# REQUIREMENTS
Find how many lines hold the word "down" and give that number only.

# GIVEN RECORDS
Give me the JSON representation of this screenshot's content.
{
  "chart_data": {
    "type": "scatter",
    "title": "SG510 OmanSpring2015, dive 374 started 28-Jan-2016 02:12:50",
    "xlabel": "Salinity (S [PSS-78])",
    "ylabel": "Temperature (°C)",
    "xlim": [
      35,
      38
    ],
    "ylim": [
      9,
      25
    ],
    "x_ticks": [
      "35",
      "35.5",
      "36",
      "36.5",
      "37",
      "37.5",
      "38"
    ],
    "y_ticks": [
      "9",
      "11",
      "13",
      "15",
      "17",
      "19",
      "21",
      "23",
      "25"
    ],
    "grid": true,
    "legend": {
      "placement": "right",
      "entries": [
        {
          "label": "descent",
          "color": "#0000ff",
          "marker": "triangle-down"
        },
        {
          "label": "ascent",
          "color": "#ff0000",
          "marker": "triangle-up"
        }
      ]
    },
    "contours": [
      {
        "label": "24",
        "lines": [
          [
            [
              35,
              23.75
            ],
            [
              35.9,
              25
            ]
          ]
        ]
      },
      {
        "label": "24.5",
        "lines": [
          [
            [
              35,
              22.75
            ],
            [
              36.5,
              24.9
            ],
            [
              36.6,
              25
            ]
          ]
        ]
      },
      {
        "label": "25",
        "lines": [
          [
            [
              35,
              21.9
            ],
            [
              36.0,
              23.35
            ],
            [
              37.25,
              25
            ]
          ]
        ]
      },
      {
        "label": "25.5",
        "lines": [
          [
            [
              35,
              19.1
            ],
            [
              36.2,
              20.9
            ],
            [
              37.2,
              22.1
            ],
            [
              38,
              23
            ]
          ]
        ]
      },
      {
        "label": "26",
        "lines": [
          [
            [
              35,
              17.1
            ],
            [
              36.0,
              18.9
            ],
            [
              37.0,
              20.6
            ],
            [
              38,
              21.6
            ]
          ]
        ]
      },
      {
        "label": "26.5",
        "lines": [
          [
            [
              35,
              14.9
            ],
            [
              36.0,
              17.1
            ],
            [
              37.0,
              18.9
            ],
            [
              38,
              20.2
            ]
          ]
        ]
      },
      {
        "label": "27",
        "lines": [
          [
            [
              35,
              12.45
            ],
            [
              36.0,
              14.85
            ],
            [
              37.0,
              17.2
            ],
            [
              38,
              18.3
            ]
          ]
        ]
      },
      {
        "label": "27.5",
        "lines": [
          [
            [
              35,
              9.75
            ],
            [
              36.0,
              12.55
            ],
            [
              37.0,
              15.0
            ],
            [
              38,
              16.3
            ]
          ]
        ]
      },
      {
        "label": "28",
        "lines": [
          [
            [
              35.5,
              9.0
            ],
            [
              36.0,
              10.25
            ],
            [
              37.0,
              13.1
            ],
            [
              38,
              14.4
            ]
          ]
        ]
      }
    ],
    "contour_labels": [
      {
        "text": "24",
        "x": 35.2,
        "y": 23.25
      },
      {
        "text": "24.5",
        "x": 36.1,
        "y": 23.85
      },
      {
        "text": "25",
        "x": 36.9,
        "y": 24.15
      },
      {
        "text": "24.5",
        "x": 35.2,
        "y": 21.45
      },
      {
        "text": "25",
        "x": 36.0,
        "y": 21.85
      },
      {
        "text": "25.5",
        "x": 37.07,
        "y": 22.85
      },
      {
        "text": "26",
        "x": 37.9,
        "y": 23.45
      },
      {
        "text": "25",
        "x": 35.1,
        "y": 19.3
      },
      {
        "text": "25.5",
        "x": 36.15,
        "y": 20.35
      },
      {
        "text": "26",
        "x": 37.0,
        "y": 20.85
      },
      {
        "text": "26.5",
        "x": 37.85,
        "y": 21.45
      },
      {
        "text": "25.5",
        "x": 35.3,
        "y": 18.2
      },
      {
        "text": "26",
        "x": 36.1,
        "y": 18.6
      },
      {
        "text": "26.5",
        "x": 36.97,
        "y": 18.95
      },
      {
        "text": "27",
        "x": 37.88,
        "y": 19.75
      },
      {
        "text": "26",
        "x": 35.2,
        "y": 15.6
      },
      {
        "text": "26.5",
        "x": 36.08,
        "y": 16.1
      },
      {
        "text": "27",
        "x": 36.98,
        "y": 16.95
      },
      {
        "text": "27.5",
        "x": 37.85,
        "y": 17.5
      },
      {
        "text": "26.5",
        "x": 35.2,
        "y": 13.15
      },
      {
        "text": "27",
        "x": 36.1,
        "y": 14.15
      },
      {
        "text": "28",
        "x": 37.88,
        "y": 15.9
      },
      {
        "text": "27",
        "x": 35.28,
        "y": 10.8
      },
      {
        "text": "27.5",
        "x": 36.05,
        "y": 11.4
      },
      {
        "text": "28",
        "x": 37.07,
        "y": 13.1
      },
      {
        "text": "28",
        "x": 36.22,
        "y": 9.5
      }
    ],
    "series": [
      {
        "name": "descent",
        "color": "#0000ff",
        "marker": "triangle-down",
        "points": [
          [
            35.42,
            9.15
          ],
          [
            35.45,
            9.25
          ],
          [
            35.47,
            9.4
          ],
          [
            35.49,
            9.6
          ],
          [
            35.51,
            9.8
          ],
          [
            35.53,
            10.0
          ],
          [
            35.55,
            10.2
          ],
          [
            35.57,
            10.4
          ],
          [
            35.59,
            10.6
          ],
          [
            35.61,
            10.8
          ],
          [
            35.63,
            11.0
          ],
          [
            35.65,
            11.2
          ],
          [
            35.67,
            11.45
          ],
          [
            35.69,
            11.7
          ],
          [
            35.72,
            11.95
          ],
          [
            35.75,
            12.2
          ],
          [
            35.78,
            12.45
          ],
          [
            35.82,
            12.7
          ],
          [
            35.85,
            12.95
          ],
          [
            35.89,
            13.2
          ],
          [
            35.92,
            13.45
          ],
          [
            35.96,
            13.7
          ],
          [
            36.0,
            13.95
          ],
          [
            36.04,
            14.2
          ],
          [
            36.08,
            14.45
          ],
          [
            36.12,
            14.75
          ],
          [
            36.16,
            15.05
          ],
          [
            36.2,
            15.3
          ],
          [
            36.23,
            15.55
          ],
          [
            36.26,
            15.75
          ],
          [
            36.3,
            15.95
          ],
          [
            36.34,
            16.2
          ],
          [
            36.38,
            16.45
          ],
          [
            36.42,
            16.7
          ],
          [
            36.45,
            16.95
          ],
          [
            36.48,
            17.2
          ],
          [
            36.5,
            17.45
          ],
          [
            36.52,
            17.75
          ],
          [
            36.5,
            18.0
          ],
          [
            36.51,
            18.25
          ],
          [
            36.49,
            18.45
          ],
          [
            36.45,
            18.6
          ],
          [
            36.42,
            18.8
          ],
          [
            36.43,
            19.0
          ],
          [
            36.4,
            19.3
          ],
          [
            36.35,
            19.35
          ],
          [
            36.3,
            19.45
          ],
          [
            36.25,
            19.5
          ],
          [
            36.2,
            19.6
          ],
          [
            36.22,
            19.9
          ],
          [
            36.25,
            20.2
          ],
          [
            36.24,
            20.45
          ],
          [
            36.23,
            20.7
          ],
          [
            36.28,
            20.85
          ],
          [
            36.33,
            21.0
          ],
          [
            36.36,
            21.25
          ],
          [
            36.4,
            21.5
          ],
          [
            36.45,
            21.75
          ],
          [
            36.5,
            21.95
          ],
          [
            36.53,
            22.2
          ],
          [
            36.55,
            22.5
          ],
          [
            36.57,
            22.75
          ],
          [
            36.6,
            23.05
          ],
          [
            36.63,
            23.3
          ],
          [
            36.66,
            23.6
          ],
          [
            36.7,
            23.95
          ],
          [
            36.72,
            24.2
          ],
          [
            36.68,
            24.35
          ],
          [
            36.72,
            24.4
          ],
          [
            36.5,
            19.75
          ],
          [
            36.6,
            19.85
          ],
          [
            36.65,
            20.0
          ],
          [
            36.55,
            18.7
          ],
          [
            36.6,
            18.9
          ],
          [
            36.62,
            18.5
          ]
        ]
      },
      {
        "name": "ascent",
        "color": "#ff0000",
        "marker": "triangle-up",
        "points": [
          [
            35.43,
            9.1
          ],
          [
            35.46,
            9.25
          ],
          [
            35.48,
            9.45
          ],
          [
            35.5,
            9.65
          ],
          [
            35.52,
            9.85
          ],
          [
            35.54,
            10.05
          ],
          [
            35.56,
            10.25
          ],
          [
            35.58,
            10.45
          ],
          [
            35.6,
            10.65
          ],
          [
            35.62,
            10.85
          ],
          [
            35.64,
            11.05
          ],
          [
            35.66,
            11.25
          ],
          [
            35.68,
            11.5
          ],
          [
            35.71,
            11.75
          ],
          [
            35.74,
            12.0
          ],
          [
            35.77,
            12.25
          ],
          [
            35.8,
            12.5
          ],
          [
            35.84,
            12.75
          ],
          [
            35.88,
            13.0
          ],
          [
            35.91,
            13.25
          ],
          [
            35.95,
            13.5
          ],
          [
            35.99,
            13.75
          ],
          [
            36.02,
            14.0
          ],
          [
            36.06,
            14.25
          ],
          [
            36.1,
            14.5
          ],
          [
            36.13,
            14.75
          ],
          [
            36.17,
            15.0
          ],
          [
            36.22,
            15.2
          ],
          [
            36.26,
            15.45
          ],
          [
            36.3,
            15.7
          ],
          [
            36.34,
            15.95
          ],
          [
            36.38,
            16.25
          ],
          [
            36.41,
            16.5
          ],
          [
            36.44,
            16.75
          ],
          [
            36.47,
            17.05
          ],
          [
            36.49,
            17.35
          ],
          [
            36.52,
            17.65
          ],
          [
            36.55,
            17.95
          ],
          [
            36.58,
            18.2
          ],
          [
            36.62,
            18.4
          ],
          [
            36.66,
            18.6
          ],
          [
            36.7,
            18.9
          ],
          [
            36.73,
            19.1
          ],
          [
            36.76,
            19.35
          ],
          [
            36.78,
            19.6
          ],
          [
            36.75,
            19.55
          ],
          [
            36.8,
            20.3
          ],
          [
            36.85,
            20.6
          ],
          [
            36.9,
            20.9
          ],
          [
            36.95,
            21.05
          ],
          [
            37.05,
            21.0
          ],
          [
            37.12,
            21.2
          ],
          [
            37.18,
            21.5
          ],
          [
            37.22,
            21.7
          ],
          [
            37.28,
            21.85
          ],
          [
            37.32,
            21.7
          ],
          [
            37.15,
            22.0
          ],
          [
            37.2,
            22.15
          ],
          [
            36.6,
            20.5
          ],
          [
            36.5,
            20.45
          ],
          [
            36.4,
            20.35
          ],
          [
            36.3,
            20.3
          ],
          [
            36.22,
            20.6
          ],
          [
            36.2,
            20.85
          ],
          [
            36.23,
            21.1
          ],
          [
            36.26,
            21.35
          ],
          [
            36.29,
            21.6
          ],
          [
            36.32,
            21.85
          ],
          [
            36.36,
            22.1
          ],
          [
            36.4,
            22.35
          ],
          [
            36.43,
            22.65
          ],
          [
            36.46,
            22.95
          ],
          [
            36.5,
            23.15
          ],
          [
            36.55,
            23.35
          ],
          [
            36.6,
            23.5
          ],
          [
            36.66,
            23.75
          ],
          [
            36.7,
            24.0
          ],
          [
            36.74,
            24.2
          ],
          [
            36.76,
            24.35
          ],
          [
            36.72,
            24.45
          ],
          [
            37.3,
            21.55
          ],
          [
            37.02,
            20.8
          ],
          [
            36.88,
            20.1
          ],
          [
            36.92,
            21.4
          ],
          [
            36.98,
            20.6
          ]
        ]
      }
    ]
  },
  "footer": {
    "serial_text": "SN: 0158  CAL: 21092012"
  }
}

# FINISHED EXERCISE
2